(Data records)
»»

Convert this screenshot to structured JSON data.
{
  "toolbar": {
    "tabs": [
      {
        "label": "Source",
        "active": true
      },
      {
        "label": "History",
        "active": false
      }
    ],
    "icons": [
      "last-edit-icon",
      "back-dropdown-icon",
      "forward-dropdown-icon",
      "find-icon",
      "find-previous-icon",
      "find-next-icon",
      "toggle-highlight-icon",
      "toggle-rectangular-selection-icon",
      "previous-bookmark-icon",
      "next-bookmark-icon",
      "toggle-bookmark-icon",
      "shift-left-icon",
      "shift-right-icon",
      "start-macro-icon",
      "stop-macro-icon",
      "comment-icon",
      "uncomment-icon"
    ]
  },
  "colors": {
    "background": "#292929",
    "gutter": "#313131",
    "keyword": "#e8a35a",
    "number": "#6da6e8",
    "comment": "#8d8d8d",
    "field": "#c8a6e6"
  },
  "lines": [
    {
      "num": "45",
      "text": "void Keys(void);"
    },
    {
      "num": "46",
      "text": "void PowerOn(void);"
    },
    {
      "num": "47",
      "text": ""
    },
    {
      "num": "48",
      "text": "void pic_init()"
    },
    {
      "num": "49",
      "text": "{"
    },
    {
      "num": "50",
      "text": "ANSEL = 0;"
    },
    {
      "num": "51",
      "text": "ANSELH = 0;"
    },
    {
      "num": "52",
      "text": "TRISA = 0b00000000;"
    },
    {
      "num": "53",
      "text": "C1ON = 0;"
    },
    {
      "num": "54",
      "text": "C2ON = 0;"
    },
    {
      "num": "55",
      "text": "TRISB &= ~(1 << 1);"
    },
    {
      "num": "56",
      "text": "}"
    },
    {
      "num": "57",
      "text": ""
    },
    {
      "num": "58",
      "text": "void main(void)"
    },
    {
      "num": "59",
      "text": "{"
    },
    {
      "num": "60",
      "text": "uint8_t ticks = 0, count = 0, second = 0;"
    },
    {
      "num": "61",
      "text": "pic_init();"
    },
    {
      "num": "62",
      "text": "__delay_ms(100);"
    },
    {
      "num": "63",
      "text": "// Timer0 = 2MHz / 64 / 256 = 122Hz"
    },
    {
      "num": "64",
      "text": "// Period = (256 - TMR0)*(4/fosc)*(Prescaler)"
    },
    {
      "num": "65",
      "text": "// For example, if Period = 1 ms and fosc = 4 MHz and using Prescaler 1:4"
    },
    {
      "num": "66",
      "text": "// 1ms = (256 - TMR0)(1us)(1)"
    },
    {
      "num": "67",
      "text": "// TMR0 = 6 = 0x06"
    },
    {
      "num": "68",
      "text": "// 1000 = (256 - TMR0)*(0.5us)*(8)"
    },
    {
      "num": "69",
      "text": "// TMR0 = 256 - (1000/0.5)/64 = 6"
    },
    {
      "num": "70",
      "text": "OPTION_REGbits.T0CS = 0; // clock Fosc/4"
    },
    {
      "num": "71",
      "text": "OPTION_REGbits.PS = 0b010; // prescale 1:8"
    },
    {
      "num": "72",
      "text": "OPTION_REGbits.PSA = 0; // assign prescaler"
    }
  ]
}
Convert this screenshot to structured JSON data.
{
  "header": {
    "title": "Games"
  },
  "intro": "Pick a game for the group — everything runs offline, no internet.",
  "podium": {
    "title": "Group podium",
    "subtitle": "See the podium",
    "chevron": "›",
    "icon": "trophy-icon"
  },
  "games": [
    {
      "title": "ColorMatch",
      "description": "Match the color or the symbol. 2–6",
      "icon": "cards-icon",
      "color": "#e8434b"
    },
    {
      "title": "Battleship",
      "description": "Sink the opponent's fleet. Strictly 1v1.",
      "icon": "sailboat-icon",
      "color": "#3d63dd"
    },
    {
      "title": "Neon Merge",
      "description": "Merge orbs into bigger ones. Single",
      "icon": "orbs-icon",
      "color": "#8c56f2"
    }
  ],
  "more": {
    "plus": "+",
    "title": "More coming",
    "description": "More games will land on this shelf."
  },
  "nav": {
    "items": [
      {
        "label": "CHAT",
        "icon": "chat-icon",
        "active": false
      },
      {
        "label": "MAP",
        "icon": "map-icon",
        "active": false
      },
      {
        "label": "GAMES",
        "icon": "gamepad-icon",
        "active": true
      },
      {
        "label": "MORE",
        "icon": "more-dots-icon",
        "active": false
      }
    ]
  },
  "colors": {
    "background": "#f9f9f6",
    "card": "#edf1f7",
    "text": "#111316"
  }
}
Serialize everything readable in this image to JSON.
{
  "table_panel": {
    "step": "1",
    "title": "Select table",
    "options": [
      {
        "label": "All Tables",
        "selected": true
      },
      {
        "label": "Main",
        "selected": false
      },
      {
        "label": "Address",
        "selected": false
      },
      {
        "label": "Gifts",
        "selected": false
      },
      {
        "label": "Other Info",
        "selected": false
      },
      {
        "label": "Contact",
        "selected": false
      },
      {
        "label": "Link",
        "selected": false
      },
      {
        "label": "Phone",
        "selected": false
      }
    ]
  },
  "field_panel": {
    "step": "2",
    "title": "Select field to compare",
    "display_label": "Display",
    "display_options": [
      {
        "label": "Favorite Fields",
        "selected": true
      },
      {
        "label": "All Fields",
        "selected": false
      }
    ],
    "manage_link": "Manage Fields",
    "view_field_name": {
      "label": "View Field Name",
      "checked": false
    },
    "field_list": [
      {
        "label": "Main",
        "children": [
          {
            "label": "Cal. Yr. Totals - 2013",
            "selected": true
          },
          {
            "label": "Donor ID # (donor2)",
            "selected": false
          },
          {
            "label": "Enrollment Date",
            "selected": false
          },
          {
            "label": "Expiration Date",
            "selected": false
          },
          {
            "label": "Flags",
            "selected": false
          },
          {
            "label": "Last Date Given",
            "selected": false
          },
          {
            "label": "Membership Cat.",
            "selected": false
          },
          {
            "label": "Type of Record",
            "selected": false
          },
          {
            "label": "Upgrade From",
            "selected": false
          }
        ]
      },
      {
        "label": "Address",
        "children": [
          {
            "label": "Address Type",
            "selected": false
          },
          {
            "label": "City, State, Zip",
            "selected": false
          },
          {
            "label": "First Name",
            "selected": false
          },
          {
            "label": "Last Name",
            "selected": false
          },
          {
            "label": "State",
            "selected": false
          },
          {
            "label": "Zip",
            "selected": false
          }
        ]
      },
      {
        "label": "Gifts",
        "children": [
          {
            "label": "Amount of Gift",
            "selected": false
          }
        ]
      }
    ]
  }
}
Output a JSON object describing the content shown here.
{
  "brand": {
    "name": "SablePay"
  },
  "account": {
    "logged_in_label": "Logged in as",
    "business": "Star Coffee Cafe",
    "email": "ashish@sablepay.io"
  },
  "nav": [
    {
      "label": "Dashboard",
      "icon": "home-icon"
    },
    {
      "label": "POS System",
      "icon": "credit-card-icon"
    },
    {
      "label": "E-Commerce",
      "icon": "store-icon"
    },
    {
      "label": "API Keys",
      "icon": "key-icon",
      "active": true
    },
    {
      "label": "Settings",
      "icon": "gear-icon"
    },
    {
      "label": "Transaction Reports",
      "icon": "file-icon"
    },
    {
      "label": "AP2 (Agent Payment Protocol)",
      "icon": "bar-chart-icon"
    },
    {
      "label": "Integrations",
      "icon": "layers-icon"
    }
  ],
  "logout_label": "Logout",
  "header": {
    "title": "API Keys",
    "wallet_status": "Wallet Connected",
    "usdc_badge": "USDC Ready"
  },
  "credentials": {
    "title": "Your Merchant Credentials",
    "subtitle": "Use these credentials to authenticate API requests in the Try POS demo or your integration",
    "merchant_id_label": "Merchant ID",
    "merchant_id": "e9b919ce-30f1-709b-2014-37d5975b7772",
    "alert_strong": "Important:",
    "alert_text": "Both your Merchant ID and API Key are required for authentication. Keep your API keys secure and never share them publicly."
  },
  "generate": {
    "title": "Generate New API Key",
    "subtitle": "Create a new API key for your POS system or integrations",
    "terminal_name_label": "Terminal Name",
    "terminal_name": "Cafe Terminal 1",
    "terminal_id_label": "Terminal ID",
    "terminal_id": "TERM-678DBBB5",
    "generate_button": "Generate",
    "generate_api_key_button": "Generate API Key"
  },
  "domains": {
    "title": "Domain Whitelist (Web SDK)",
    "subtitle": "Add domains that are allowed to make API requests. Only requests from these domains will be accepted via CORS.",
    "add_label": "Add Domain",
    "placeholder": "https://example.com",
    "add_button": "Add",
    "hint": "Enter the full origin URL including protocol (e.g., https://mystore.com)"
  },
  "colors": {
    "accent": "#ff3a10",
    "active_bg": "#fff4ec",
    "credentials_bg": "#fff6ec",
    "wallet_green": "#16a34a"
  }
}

««

- **Short exercise**
Give only the number of lines above that hold the string "Cafe".

- **Answer in full**
2